**Instructions to follow:** Pictures stay out of the copy; restate everything else in the material exactly.

______

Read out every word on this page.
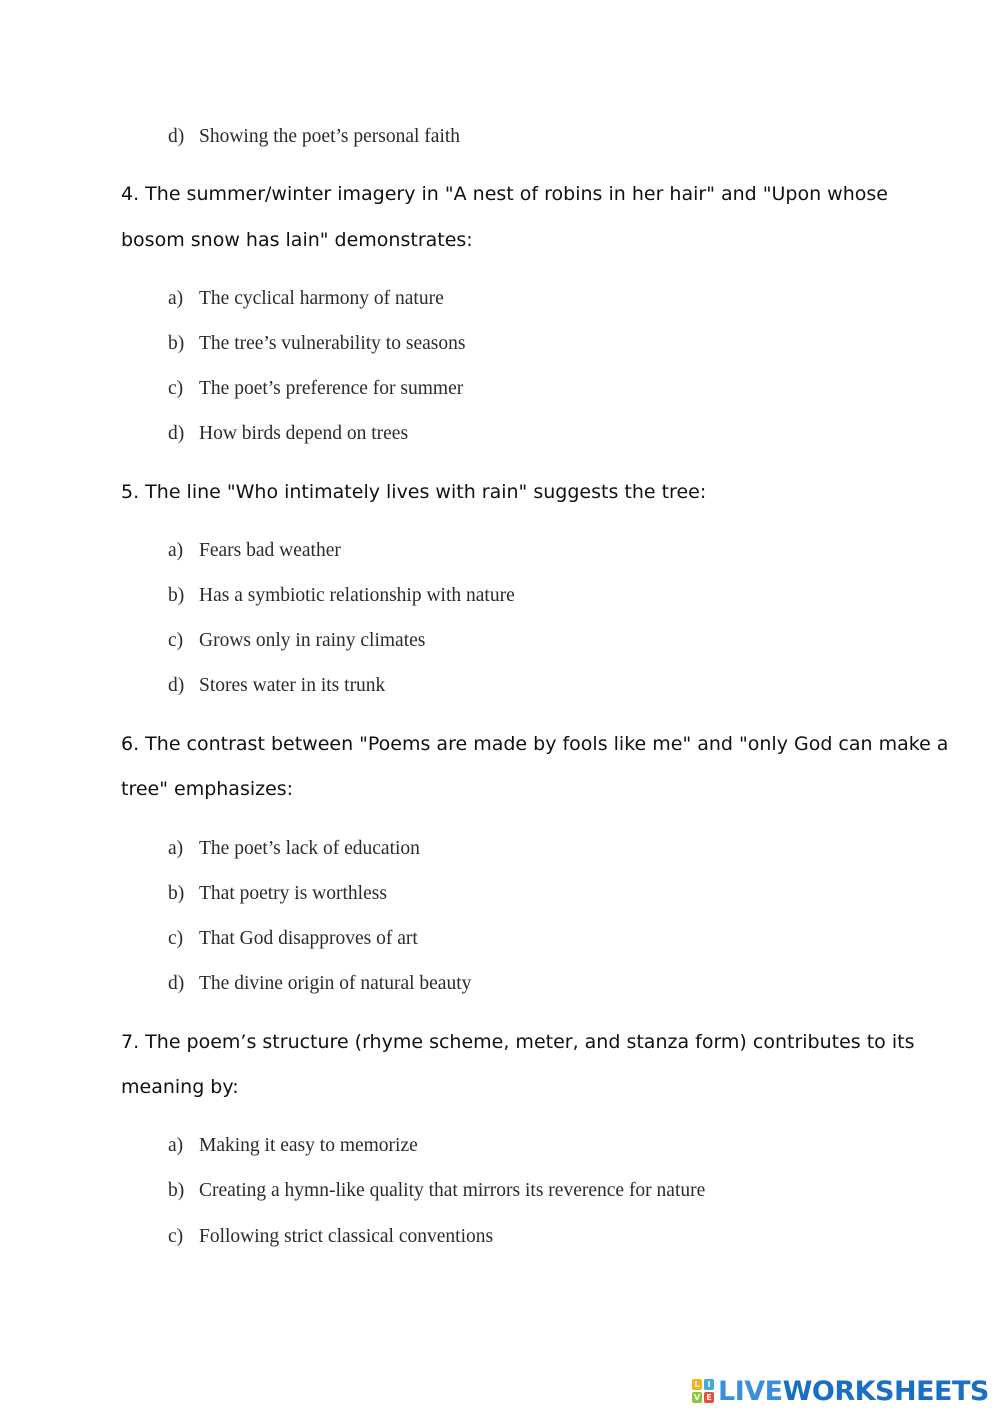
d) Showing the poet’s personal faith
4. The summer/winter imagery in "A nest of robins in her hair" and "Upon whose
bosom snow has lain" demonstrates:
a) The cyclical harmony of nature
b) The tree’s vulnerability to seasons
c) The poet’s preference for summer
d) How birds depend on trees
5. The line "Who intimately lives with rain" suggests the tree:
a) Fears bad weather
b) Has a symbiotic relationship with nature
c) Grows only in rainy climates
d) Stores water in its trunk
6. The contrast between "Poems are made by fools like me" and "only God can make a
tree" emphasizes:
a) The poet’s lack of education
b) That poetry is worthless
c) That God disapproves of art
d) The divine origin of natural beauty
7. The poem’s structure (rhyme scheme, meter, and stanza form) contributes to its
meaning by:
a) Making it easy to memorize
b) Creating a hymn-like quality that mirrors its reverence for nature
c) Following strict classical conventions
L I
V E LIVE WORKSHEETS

______

**The output:**
Read out every word on this page.
d) Showing the poet’s personal faith
4. The summer/winter imagery in "A nest of robins in her hair" and "Upon whose
bosom snow has lain" demonstrates:
a) The cyclical harmony of nature
b) The tree’s vulnerability to seasons
c) The poet’s preference for summer
d) How birds depend on trees
5. The line "Who intimately lives with rain" suggests the tree:
a) Fears bad weather
b) Has a symbiotic relationship with nature
c) Grows only in rainy climates
d) Stores water in its trunk
6. The contrast between "Poems are made by fools like me" and "only God can make a
tree" emphasizes:
a) The poet’s lack of education
b) That poetry is worthless
c) That God disapproves of art
d) The divine origin of natural beauty
7. The poem’s structure (rhyme scheme, meter, and stanza form) contributes to its
meaning by:
a) Making it easy to memorize
b) Creating a hymn-like quality that mirrors its reverence for nature
c) Following strict classical conventions
L I
V E LIVE WORKSHEETS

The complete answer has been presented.